> **Provided data**
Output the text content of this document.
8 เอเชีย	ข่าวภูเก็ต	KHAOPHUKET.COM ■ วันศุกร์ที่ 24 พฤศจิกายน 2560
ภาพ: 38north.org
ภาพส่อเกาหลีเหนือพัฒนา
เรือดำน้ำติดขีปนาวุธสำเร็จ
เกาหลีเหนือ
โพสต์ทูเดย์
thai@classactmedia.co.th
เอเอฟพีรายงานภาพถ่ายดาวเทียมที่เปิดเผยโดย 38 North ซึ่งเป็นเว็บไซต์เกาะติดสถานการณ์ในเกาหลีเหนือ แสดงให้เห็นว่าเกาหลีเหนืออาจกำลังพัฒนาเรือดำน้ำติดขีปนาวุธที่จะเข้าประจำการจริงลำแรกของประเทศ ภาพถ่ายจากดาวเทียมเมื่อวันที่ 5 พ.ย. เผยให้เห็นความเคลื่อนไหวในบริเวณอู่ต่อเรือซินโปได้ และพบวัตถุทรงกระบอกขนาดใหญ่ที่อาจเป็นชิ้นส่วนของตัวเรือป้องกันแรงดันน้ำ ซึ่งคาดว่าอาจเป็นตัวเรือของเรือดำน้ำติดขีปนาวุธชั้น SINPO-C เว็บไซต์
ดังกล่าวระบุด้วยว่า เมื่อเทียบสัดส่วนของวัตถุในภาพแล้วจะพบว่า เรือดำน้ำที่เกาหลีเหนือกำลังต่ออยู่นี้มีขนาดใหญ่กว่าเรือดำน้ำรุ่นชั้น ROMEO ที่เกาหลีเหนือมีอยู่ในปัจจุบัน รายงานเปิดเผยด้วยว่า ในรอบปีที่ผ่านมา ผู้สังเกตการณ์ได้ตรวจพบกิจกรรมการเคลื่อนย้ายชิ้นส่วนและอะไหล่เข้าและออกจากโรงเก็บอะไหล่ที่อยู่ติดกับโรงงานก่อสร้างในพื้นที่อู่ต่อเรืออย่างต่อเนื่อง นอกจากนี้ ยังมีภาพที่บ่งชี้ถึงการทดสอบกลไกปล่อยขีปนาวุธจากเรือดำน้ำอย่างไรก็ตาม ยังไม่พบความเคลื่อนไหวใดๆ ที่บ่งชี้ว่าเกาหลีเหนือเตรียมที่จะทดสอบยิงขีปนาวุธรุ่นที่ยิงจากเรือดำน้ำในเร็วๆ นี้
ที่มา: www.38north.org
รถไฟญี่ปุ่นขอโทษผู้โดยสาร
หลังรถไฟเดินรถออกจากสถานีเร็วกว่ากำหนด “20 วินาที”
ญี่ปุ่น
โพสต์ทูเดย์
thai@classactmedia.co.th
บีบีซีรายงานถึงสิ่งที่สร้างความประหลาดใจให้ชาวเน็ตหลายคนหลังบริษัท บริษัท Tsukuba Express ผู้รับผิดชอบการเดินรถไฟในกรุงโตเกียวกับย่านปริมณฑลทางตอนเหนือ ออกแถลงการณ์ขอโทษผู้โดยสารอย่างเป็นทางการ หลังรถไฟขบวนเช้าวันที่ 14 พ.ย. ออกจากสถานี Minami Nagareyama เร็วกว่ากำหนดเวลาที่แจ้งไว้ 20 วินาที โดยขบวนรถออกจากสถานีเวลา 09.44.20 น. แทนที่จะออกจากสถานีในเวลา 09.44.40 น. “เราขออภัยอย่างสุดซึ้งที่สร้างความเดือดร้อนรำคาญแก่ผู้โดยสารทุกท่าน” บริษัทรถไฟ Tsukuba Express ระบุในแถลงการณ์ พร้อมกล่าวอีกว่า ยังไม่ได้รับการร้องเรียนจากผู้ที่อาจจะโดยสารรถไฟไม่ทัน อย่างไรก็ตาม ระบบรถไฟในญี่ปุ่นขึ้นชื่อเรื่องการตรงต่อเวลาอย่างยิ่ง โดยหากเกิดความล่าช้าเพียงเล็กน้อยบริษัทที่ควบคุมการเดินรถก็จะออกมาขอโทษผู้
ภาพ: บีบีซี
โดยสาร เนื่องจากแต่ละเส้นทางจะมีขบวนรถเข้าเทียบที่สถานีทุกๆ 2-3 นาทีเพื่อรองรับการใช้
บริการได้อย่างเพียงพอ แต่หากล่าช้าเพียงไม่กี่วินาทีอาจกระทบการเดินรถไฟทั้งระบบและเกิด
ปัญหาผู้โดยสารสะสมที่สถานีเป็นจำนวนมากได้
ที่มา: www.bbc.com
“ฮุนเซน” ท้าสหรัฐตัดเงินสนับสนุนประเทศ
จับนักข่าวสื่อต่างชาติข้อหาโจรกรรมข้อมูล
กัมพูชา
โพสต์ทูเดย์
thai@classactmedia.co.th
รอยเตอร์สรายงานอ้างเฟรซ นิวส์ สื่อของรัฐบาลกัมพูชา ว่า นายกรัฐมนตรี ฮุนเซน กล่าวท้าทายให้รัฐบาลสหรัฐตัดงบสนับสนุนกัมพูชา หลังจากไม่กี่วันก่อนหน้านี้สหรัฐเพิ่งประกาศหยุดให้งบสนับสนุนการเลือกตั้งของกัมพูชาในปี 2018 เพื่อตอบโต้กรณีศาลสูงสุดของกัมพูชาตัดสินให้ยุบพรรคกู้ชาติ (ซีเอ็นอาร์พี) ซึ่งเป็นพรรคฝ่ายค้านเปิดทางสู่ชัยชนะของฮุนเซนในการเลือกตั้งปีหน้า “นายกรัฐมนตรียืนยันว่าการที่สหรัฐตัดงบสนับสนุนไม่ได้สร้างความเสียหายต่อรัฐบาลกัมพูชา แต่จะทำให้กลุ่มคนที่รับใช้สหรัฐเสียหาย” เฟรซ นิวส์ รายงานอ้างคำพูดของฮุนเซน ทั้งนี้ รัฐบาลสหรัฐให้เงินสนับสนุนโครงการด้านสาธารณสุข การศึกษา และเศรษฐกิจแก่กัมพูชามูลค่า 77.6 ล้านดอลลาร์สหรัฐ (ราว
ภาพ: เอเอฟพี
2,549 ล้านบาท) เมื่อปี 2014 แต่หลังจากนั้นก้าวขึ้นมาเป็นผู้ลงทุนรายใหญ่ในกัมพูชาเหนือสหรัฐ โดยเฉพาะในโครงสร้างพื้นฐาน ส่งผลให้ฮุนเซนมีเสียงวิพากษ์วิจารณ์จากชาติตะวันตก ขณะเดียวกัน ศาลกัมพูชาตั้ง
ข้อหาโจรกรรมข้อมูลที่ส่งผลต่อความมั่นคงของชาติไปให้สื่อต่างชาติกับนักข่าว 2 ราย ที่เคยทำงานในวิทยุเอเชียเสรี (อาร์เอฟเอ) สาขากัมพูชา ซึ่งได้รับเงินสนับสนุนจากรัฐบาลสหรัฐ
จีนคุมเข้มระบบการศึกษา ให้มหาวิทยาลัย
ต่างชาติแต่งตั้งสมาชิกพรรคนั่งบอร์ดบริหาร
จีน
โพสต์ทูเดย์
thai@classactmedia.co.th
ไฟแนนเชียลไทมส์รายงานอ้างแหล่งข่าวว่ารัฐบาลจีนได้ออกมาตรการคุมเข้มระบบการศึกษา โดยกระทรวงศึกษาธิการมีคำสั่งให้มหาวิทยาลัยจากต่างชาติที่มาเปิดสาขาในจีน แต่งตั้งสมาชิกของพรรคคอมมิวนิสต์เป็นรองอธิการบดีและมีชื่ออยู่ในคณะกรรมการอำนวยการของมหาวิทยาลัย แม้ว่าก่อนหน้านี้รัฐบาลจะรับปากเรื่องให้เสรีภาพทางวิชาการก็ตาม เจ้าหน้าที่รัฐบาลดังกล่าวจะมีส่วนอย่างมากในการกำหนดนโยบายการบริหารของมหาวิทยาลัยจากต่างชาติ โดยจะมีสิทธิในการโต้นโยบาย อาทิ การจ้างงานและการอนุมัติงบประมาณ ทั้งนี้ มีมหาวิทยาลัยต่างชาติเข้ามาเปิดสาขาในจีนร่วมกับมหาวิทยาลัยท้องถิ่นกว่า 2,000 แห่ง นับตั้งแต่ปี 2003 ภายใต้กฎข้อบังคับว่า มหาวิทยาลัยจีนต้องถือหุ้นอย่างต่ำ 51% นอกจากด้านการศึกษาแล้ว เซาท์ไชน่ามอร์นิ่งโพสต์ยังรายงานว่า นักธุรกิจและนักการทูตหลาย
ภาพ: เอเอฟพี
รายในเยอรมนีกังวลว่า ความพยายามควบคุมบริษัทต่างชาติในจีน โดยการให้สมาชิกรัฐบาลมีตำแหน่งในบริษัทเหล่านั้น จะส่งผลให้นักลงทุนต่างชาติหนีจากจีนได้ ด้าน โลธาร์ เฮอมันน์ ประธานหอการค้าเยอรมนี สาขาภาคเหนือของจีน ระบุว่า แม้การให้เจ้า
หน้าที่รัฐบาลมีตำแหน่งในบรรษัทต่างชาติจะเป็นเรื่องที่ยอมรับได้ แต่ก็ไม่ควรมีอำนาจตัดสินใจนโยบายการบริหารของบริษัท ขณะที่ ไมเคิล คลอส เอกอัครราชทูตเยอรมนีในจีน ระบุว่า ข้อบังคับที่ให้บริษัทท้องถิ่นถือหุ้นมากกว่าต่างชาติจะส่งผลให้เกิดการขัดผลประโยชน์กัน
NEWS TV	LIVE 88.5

> **Direction**
Collect every line from the records above that contains the word "งสมาช".

> **Response for this exercise**
ต่างชาติแต่งตั้งสมาชิกพรรคนั่งบอร์ดบริหาร
ไฟแนนเชียลไทมส์รายงานอ้างแหล่งข่าวว่ารัฐบาลจีนได้ออกมาตรการคุมเข้มระบบการศึกษา โดยกระทรวงศึกษาธิการมีคำสั่งให้มหาวิทยาลัยจากต่างชาติที่มาเปิดสาขาในจีน แต่งตั้งสมาชิกของพรรคคอมมิวนิสต์เป็นรองอธิการบดีและมีชื่ออยู่ในคณะกรรมการอำนวยการของมหาวิทยาลัย แม้ว่าก่อนหน้านี้รัฐบาลจะรับปากเรื่องให้เสรีภาพทางวิชาการก็ตาม เจ้าหน้าที่รัฐบาลดังกล่าวจะมีส่วนอย่างมากในการกำหนดนโยบายการบริหารของมหาวิทยาลัยจากต่างชาติ โดยจะมีสิทธิในการโต้นโยบาย อาทิ การจ้างงานและการอนุมัติงบประมาณ ทั้งนี้ มีมหาวิทยาลัยต่างชาติเข้ามาเปิดสาขาในจีนร่วมกับมหาวิทยาลัยท้องถิ่นกว่า 2,000 แห่ง นับตั้งแต่ปี 2003 ภายใต้กฎข้อบังคับว่า มหาวิทยาลัยจีนต้องถือหุ้นอย่างต่ำ 51% นอกจากด้านการศึกษาแล้ว เซาท์ไชน่ามอร์นิ่งโพสต์ยังรายงานว่า นักธุรกิจและนักการทูตหลาย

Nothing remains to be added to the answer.